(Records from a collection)
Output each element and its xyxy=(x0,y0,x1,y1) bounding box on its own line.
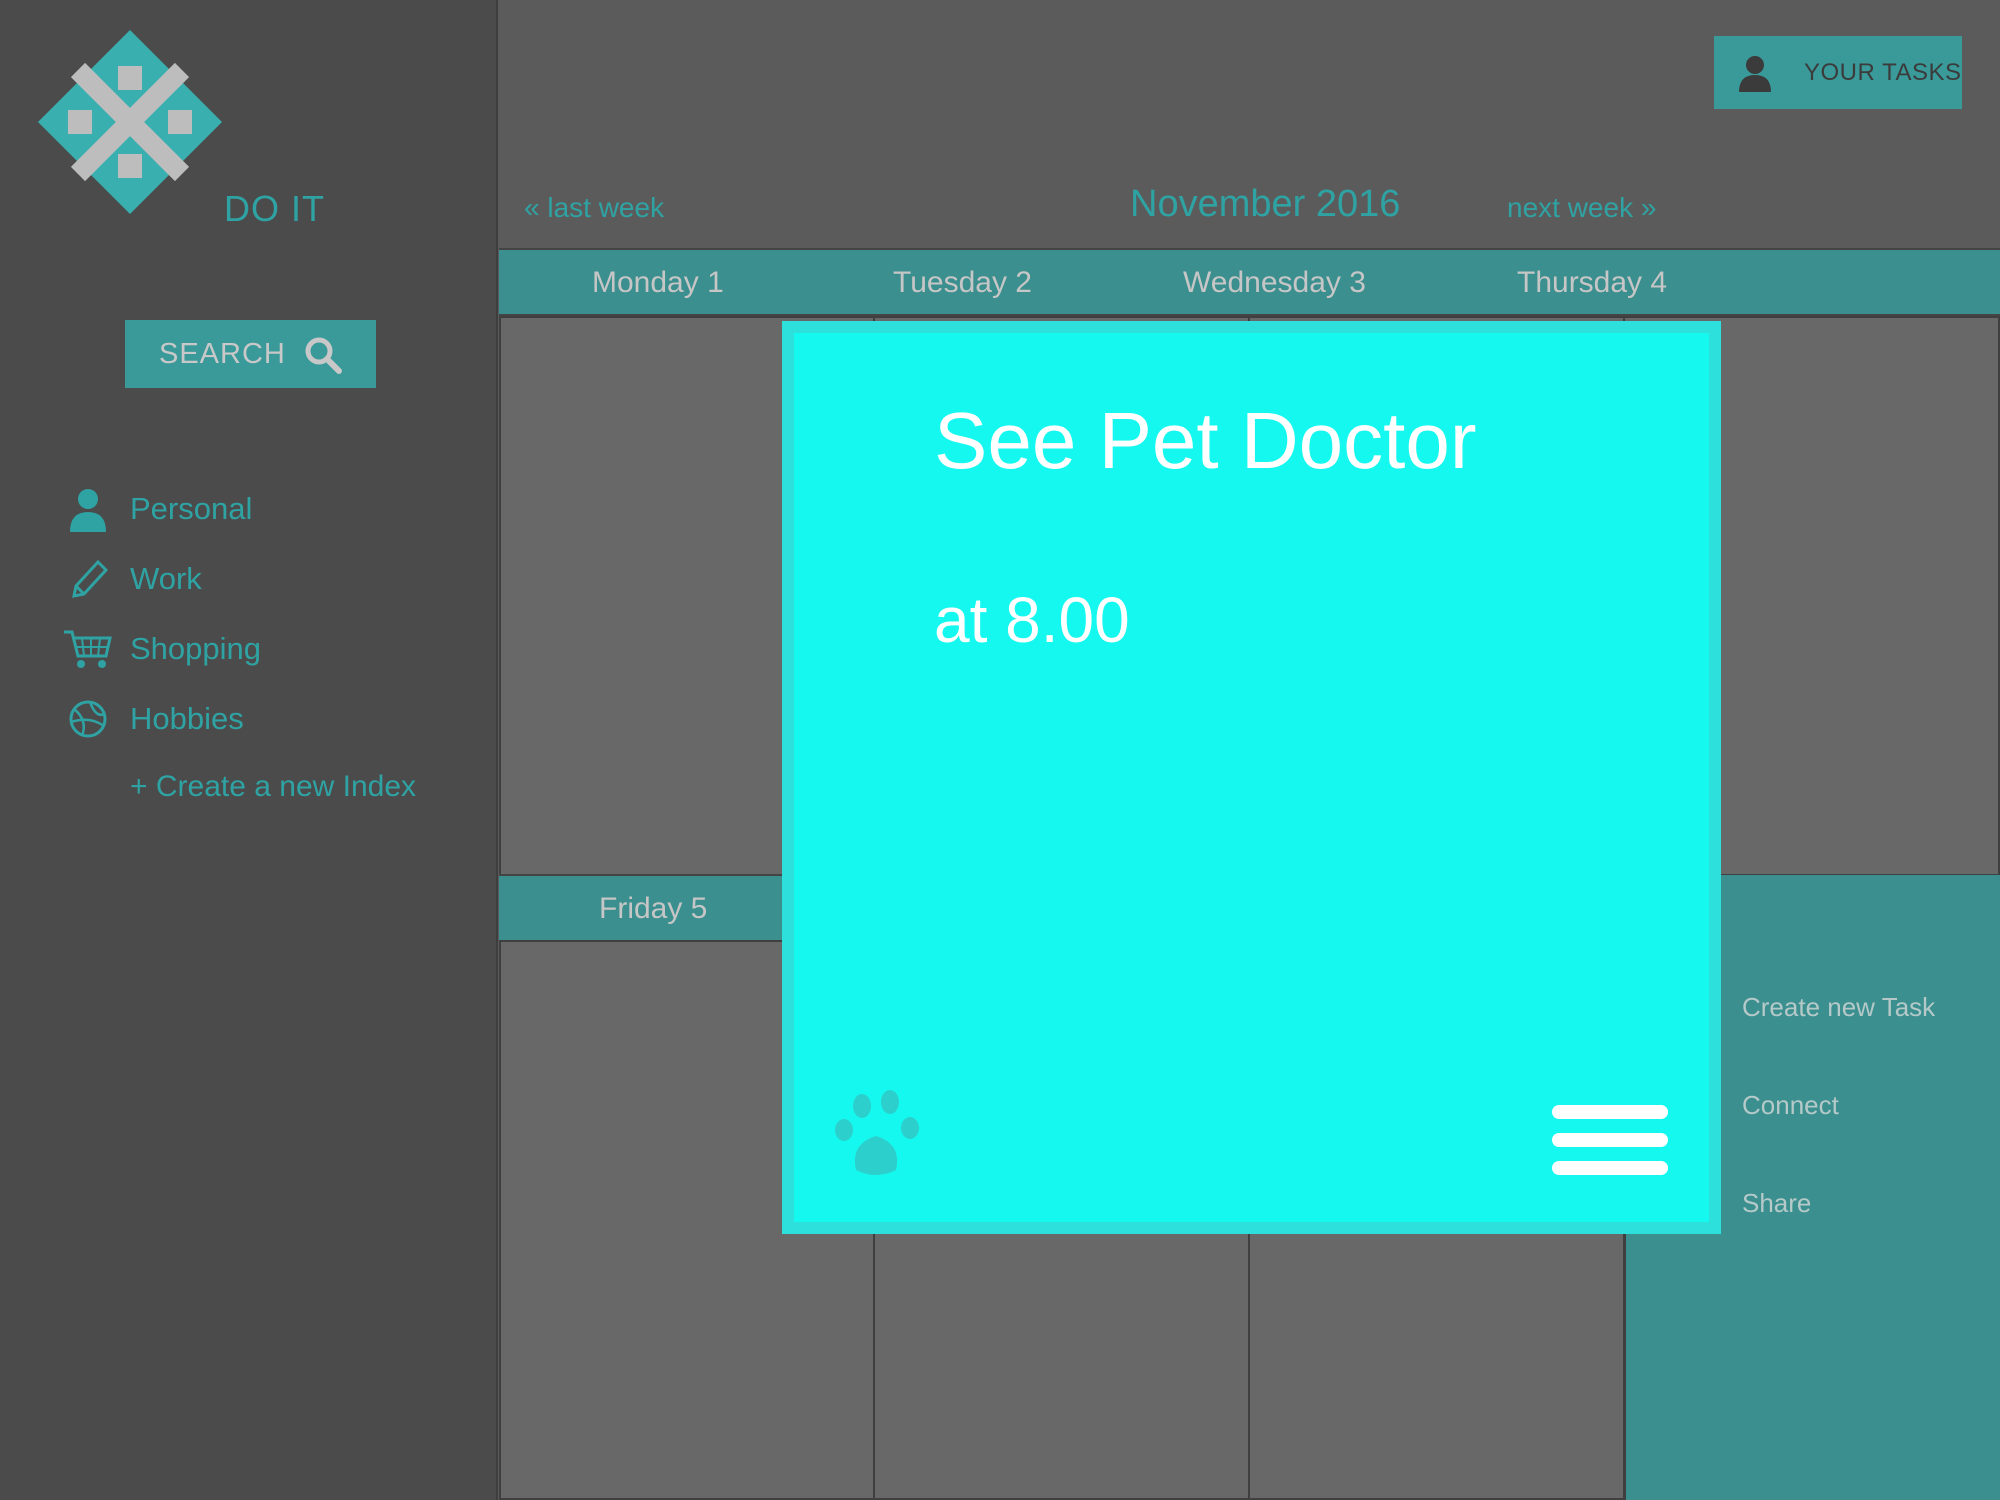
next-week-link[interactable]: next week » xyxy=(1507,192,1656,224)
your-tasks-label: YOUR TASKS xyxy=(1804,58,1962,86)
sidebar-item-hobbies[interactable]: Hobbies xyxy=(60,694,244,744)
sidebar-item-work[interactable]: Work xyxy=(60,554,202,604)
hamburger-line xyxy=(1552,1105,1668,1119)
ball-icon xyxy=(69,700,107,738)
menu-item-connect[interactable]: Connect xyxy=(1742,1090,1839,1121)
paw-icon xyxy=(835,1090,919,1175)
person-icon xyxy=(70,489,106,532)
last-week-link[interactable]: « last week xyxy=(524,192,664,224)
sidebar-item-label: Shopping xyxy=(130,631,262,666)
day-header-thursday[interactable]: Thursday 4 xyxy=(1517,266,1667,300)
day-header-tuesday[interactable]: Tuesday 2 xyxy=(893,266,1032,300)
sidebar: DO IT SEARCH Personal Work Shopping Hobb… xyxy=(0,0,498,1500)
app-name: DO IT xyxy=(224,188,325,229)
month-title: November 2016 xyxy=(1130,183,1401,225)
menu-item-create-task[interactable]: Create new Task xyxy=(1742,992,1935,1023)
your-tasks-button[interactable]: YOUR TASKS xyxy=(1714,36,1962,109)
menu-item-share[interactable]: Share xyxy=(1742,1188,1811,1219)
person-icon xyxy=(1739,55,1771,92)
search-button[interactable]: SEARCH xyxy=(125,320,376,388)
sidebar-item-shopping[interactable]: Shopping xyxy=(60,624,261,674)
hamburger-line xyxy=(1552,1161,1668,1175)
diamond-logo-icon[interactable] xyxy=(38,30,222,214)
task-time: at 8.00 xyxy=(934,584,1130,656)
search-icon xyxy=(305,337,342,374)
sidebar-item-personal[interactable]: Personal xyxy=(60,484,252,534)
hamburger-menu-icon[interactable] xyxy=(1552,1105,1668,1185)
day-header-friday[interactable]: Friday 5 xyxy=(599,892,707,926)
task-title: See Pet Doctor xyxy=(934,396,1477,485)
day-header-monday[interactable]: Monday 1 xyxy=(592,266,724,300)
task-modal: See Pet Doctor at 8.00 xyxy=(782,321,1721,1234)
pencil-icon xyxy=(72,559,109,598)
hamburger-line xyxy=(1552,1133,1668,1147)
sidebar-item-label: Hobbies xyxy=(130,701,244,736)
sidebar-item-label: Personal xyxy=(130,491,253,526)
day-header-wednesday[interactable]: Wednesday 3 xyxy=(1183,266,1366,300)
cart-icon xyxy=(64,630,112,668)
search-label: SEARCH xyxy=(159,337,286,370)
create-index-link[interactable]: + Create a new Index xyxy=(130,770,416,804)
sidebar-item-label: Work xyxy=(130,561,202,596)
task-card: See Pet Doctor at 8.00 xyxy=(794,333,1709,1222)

---

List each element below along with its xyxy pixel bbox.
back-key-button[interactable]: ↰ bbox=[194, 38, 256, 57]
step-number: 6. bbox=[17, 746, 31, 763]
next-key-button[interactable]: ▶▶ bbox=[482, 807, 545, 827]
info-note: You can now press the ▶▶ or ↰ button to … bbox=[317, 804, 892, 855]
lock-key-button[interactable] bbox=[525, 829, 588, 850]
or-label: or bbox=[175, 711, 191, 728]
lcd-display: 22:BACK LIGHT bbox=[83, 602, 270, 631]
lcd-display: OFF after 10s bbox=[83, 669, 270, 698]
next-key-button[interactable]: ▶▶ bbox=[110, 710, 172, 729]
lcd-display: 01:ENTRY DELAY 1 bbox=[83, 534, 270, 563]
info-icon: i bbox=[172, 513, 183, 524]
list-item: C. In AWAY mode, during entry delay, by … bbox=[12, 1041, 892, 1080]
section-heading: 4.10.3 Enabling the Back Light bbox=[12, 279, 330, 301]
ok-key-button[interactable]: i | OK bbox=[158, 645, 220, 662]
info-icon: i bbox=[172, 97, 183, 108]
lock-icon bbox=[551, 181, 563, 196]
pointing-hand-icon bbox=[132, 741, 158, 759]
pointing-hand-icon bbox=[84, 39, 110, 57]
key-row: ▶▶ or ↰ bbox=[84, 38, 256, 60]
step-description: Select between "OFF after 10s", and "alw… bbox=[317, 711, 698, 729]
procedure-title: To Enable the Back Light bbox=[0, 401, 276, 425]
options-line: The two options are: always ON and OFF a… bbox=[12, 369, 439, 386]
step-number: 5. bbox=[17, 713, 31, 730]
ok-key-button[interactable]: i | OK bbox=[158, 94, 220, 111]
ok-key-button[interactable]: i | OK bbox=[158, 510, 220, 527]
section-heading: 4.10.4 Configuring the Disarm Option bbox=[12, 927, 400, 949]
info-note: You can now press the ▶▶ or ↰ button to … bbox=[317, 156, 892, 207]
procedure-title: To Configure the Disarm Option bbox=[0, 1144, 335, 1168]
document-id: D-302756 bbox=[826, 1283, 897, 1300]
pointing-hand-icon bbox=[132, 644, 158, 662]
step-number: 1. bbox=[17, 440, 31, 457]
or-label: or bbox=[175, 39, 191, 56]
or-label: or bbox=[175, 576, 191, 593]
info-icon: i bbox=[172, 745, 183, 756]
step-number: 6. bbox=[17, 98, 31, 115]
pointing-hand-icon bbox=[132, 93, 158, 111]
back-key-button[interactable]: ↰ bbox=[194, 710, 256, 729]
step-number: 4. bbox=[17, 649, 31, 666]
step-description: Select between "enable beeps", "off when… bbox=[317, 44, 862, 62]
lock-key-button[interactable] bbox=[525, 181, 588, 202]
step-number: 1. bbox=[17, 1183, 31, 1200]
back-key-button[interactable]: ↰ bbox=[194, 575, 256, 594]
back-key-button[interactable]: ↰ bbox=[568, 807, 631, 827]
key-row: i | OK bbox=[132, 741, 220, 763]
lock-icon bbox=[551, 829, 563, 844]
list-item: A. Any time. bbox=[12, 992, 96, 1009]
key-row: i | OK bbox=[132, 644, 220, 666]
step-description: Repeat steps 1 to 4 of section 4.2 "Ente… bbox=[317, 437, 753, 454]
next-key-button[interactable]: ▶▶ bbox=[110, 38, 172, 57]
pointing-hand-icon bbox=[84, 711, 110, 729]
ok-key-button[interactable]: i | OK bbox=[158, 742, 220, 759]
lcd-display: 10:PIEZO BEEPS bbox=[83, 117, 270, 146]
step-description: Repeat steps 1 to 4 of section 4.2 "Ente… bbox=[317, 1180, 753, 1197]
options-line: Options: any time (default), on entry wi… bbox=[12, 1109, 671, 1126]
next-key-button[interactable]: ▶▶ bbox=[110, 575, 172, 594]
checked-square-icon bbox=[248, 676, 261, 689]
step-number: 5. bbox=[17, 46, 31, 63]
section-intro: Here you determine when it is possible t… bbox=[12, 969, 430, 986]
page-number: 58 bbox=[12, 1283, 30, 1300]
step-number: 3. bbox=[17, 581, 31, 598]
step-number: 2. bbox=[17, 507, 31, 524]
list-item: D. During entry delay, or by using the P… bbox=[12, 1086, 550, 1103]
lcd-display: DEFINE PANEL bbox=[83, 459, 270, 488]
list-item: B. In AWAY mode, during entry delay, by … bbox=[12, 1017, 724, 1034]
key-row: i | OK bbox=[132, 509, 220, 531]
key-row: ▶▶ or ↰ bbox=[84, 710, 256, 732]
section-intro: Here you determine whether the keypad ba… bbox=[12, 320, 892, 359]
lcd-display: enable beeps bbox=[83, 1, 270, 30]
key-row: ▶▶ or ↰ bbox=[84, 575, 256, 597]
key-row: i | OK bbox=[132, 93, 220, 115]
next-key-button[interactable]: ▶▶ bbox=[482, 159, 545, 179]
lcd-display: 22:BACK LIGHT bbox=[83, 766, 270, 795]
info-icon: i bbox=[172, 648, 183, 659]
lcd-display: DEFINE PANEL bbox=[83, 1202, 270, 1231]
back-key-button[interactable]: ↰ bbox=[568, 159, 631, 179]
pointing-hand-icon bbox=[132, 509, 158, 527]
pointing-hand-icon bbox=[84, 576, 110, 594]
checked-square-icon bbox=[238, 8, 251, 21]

* * *

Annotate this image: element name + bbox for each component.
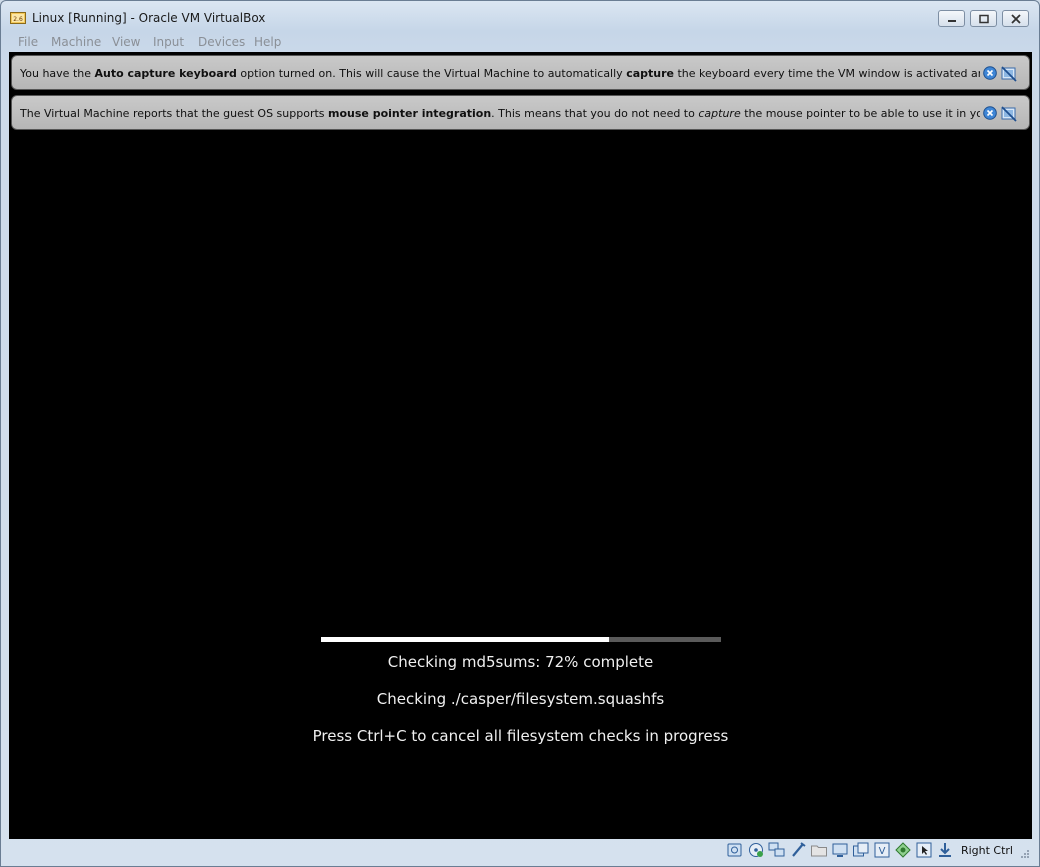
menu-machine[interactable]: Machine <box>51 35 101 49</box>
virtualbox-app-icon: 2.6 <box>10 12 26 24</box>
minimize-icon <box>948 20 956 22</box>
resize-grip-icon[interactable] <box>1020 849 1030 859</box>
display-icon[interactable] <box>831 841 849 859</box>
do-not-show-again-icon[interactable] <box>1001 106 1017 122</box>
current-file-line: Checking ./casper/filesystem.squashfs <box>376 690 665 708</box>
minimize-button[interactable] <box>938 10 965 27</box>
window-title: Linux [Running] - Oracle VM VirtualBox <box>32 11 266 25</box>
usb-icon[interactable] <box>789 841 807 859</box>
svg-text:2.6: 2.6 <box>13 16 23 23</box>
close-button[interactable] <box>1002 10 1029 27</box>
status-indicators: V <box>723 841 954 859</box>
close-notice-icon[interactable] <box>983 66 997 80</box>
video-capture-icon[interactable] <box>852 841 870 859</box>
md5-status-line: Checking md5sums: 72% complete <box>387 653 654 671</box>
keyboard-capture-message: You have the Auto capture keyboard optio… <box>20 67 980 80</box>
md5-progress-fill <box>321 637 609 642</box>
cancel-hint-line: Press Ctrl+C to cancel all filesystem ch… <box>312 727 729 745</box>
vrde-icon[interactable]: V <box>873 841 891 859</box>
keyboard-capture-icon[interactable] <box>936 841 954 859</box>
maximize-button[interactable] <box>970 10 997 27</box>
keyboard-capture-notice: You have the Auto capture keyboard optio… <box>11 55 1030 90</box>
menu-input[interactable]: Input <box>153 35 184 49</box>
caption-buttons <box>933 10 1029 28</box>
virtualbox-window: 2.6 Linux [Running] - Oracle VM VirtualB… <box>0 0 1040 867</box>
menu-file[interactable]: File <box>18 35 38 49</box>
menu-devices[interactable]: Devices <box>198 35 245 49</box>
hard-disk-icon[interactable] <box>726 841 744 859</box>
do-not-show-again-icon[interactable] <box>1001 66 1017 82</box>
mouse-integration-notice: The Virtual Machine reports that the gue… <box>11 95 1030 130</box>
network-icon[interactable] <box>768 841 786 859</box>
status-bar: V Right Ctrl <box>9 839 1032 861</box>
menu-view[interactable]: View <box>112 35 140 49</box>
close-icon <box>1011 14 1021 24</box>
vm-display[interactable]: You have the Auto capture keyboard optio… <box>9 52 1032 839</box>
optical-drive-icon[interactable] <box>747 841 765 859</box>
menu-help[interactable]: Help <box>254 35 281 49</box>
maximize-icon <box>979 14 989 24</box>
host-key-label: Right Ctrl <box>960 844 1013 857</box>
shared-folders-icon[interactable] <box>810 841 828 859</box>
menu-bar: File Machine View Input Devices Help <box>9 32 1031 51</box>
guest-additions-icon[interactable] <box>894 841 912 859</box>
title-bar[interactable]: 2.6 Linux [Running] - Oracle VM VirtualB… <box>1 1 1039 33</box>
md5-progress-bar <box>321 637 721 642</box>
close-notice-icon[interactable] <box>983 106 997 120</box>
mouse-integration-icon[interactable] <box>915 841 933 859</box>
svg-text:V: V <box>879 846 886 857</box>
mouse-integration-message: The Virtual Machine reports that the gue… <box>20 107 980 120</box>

*WHAT THIS TASK INVOLVES:*
Please reproduce the material from the line containing "next-week-link[interactable]: next week" up to and including the line containing "search-icon xyxy=(305,337,342,374)".

*OUTPUT OF THE TASK:*
next-week-link[interactable]: next week » xyxy=(1507,192,1656,224)
your-tasks-label: YOUR TASKS xyxy=(1804,58,1962,86)
sidebar-item-hobbies[interactable]: Hobbies xyxy=(60,694,244,744)
sidebar-item-work[interactable]: Work xyxy=(60,554,202,604)
hamburger-line xyxy=(1552,1105,1668,1119)
ball-icon xyxy=(69,700,107,738)
menu-item-connect[interactable]: Connect xyxy=(1742,1090,1839,1121)
paw-icon xyxy=(835,1090,919,1175)
person-icon xyxy=(70,489,106,532)
last-week-link[interactable]: « last week xyxy=(524,192,664,224)
sidebar-item-label: Shopping xyxy=(130,631,262,666)
day-header-thursday[interactable]: Thursday 4 xyxy=(1517,266,1667,300)
day-header-tuesday[interactable]: Tuesday 2 xyxy=(893,266,1032,300)
sidebar: DO IT SEARCH Personal Work Shopping Hobb… xyxy=(0,0,498,1500)
app-name: DO IT xyxy=(224,188,325,229)
month-title: November 2016 xyxy=(1130,183,1401,225)
menu-item-create-task[interactable]: Create new Task xyxy=(1742,992,1935,1023)
your-tasks-button[interactable]: YOUR TASKS xyxy=(1714,36,1962,109)
menu-item-share[interactable]: Share xyxy=(1742,1188,1811,1219)
person-icon xyxy=(1739,55,1771,92)
search-button[interactable]: SEARCH xyxy=(125,320,376,388)
sidebar-item-shopping[interactable]: Shopping xyxy=(60,624,261,674)
hamburger-line xyxy=(1552,1161,1668,1175)
diamond-logo-icon[interactable] xyxy=(38,30,222,214)
task-time: at 8.00 xyxy=(934,584,1130,656)
search-icon xyxy=(305,337,342,374)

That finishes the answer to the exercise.